Gbagbo se sent insulté par Chirac

Par D.S., le 15 novembre 2004 à 10h39 , mis à jour le 15 novembre 2004 à 10h52

Le président ivoirien répond lundi par voie de presse à son homologue français qui avait exprimé la veille la crainte d'une dérive fasciste du régime ivoirien. Le Conseil de sécurité de l'ONU doit étudier lundi un projet d'embargo sur les armes.

[Expiré] [Expiré] Gbagbo Laurent président côte d'Ivoire AFP © AFP

Laurent Gbagbo poursuit lundi dans Libération son échange d'amabilités avec le président Jacques Chirac. Alors que ce dernier s'est inquiété dimanche du risque de dérive vers le fascisme du "régime contestable" du président ivoirien, celui-ci lui rétorque dans les colonnes du quotidien que la France "a soutenu le parti unique en Côte d'Ivoire pendant quarante ans". "Qu'est ce qui est le plus proche du parti unique que le fascisme ?, demande Laurent Gbagbo, c'est nous qui étions en prison sous le régime de parti unique soutenu pas la France ! C'est une insulte".

Evoquant les incidents de Bouake au cours desquels neuf soldats français ont été tués et trente personnes blessées par l'aviation ivoirienne, le président ivoirien estime qu' "objectivement la France a pris parti pour les rebelles". "J'ai développé la démocratie et je n'ai jamais égratigné aucun intérêt économique français", plaide-t-il. "Et voilà que nous avons été attaqués. Au lieu de désarmer [les rebelles], c'est mois qu'on juge. C'est une injustice inacceptable et intolérable, et nous ne l'acceptons pas", conclut Gbagbo.

"Embargo immédiat"

La réponse de Paris s'est faite lundi matin par la voix de Michèle Alliot-Marie. La ministre de la Défense a rappelé que "la première responsabilité" du président ivoirien était "de rétablir le calme" dans le pays et de faire "cesser les appels à la chasse anti-Blancs". La ministre a insisté sur l'implication de "l'entourage immédiat" de Laurent Gbagbo. Assurant que les ressortissants d'"une vingtaine de pays", européens et non européens, se sentaient menacés, la ministre a rappelé que la France souhaitait le vote à l'ONU d'un embargo sur les armes et la relance du "processus politique, la seule solution" pour la Côte d'Ivoire.

Dimanche, le sommet extraordinaire de l'Union Africaine, auquel ont participé six chefs d'Etat, a demandé un "embargo immédiat" sur les armes et soutenu le projet français de résolution qui doit être examiné lundi par le Conseil de sécurité des Nations Unies. Absent de ce sommet auquel il avait été invité, Gbagbo avait mandaté le président de l'Assemblée nationale, Mamadou Koulibaly, considéré comme un dur du régime. Sur le terrain, la récente coupure de l'électricité dans la partie nord du pays occupée par les rebelles faisait craindre une attaque imminente de l'armée gouvernementale ivoirienne.

> Consigne: Dans l'article sur la réplique de Gbagbo à Chirac, pourquoi le président ivoirien juge-t-il insultante la crainte d'une dérive fasciste exprimée par Jacques Chirac ?

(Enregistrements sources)
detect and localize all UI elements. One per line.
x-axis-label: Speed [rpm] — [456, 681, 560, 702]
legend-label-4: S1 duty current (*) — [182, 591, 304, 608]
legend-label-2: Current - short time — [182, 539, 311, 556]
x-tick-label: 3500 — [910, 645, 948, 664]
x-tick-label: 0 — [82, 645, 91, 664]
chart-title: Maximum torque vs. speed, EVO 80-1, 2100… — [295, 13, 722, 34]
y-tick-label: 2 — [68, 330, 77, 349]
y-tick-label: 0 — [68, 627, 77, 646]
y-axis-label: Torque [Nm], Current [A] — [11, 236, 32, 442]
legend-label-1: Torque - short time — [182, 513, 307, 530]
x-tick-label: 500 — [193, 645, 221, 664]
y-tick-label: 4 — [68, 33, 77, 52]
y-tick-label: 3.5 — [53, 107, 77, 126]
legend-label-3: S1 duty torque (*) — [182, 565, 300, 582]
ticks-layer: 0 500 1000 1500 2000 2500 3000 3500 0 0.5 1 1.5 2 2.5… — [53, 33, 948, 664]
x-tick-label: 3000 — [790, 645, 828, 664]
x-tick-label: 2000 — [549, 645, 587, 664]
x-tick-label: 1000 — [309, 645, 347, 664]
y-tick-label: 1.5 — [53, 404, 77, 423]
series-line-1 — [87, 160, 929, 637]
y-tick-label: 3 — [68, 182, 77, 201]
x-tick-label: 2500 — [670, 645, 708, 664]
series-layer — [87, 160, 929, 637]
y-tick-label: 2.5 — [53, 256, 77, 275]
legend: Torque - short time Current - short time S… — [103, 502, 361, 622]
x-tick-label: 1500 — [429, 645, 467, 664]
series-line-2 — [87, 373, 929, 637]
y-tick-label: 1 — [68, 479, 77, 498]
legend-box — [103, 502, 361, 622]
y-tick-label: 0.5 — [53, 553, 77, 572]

> Réponse: Selon Laurent Gbagbo, la France a soutenu le parti unique en Côte d'Ivoire pendant quarante ans, et rien n'est plus proche du parti unique que le fascisme. Or c'est son camp qui était en prison sous ce régime soutenu par la France, d'où l'insulte.